## Set task
Give the records back in full, exactly as they read.

(Stored data)
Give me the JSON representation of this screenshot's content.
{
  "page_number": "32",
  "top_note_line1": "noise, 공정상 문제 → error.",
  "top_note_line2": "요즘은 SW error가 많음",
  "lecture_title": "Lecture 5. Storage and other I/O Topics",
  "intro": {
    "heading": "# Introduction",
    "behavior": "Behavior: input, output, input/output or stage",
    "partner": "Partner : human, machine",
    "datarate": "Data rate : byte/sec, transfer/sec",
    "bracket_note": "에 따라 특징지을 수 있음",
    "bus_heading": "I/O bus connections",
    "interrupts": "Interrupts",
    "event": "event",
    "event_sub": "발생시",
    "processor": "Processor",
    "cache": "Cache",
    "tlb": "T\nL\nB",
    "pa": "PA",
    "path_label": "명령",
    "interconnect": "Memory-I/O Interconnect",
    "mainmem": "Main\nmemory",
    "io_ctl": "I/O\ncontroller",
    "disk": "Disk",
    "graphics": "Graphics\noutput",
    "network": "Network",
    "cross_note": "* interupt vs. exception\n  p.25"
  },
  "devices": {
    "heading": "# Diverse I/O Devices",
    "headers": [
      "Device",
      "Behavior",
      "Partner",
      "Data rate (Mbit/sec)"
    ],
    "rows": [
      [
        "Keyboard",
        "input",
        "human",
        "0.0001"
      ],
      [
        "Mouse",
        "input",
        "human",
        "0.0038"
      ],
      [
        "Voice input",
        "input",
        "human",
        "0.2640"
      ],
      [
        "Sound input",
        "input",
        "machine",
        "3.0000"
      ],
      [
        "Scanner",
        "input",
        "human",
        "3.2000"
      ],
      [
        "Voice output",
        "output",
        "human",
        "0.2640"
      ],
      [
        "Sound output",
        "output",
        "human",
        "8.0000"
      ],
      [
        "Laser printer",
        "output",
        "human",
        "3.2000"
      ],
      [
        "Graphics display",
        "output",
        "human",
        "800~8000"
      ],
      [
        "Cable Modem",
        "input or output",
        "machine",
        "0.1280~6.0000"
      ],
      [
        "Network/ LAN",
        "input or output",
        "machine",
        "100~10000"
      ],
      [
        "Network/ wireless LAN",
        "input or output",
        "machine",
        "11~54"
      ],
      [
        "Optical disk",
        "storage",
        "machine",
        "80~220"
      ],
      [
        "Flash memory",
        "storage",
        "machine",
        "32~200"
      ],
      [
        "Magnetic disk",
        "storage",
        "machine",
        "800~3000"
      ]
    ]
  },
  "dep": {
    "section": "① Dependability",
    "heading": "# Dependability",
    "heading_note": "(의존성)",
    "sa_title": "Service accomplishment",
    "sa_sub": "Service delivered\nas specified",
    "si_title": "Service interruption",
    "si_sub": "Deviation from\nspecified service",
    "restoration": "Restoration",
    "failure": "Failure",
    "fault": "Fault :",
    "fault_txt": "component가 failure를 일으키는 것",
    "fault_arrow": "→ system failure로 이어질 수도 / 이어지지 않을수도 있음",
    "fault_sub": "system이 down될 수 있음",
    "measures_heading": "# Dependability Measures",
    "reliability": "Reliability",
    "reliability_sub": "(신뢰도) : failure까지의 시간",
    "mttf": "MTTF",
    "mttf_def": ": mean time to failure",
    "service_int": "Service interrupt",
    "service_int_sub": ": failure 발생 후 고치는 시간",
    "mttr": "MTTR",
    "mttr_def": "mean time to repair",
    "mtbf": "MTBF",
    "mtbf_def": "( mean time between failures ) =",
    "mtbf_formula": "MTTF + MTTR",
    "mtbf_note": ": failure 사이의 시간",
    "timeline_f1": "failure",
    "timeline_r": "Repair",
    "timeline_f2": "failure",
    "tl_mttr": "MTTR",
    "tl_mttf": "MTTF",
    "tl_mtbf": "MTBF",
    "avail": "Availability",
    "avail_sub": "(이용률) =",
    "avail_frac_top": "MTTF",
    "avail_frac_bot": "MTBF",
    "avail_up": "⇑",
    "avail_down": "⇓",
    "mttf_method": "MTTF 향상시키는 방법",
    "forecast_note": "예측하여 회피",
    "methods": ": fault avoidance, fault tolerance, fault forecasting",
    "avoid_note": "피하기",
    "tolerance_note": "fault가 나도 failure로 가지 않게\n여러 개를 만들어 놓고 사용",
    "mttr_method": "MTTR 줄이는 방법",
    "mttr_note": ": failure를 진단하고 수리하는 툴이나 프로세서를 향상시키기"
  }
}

## Full response
Give me the JSON representation of this screenshot's content.
{
  "page_number": "32",
  "top_note_line1": "noise, 공정상 문제 → error.",
  "top_note_line2": "요즘은 SW error가 많음",
  "lecture_title": "Lecture 5. Storage and other I/O Topics",
  "intro": {
    "heading": "# Introduction",
    "behavior": "Behavior: input, output, input/output or stage",
    "partner": "Partner : human, machine",
    "datarate": "Data rate : byte/sec, transfer/sec",
    "bracket_note": "에 따라 특징지을 수 있음",
    "bus_heading": "I/O bus connections",
    "interrupts": "Interrupts",
    "event": "event",
    "event_sub": "발생시",
    "processor": "Processor",
    "cache": "Cache",
    "tlb": "T\nL\nB",
    "pa": "PA",
    "path_label": "명령",
    "interconnect": "Memory-I/O Interconnect",
    "mainmem": "Main\nmemory",
    "io_ctl": "I/O\ncontroller",
    "disk": "Disk",
    "graphics": "Graphics\noutput",
    "network": "Network",
    "cross_note": "* interupt vs. exception\n  p.25"
  },
  "devices": {
    "heading": "# Diverse I/O Devices",
    "headers": [
      "Device",
      "Behavior",
      "Partner",
      "Data rate (Mbit/sec)"
    ],
    "rows": [
      [
        "Keyboard",
        "input",
        "human",
        "0.0001"
      ],
      [
        "Mouse",
        "input",
        "human",
        "0.0038"
      ],
      [
        "Voice input",
        "input",
        "human",
        "0.2640"
      ],
      [
        "Sound input",
        "input",
        "machine",
        "3.0000"
      ],
      [
        "Scanner",
        "input",
        "human",
        "3.2000"
      ],
      [
        "Voice output",
        "output",
        "human",
        "0.2640"
      ],
      [
        "Sound output",
        "output",
        "human",
        "8.0000"
      ],
      [
        "Laser printer",
        "output",
        "human",
        "3.2000"
      ],
      [
        "Graphics display",
        "output",
        "human",
        "800~8000"
      ],
      [
        "Cable Modem",
        "input or output",
        "machine",
        "0.1280~6.0000"
      ],
      [
        "Network/ LAN",
        "input or output",
        "machine",
        "100~10000"
      ],
      [
        "Network/ wireless LAN",
        "input or output",
        "machine",
        "11~54"
      ],
      [
        "Optical disk",
        "storage",
        "machine",
        "80~220"
      ],
      [
        "Flash memory",
        "storage",
        "machine",
        "32~200"
      ],
      [
        "Magnetic disk",
        "storage",
        "machine",
        "800~3000"
      ]
    ]
  },
  "dep": {
    "section": "① Dependability",
    "heading": "# Dependability",
    "heading_note": "(의존성)",
    "sa_title": "Service accomplishment",
    "sa_sub": "Service delivered\nas specified",
    "si_title": "Service interruption",
    "si_sub": "Deviation from\nspecified service",
    "restoration": "Restoration",
    "failure": "Failure",
    "fault": "Fault :",
    "fault_txt": "component가 failure를 일으키는 것",
    "fault_arrow": "→ system failure로 이어질 수도 / 이어지지 않을수도 있음",
    "fault_sub": "system이 down될 수 있음",
    "measures_heading": "# Dependability Measures",
    "reliability": "Reliability",
    "reliability_sub": "(신뢰도) : failure까지의 시간",
    "mttf": "MTTF",
    "mttf_def": ": mean time to failure",
    "service_int": "Service interrupt",
    "service_int_sub": ": failure 발생 후 고치는 시간",
    "mttr": "MTTR",
    "mttr_def": "mean time to repair",
    "mtbf": "MTBF",
    "mtbf_def": "( mean time between failures ) =",
    "mtbf_formula": "MTTF + MTTR",
    "mtbf_note": ": failure 사이의 시간",
    "timeline_f1": "failure",
    "timeline_r": "Repair",
    "timeline_f2": "failure",
    "tl_mttr": "MTTR",
    "tl_mttf": "MTTF",
    "tl_mtbf": "MTBF",
    "avail": "Availability",
    "avail_sub": "(이용률) =",
    "avail_frac_top": "MTTF",
    "avail_frac_bot": "MTBF",
    "avail_up": "⇑",
    "avail_down": "⇓",
    "mttf_method": "MTTF 향상시키는 방법",
    "forecast_note": "예측하여 회피",
    "methods": ": fault avoidance, fault tolerance, fault forecasting",
    "avoid_note": "피하기",
    "tolerance_note": "fault가 나도 failure로 가지 않게\n여러 개를 만들어 놓고 사용",
    "mttr_method": "MTTR 줄이는 방법",
    "mttr_note": ": failure를 진단하고 수리하는 툴이나 프로세서를 향상시키기"
  }
}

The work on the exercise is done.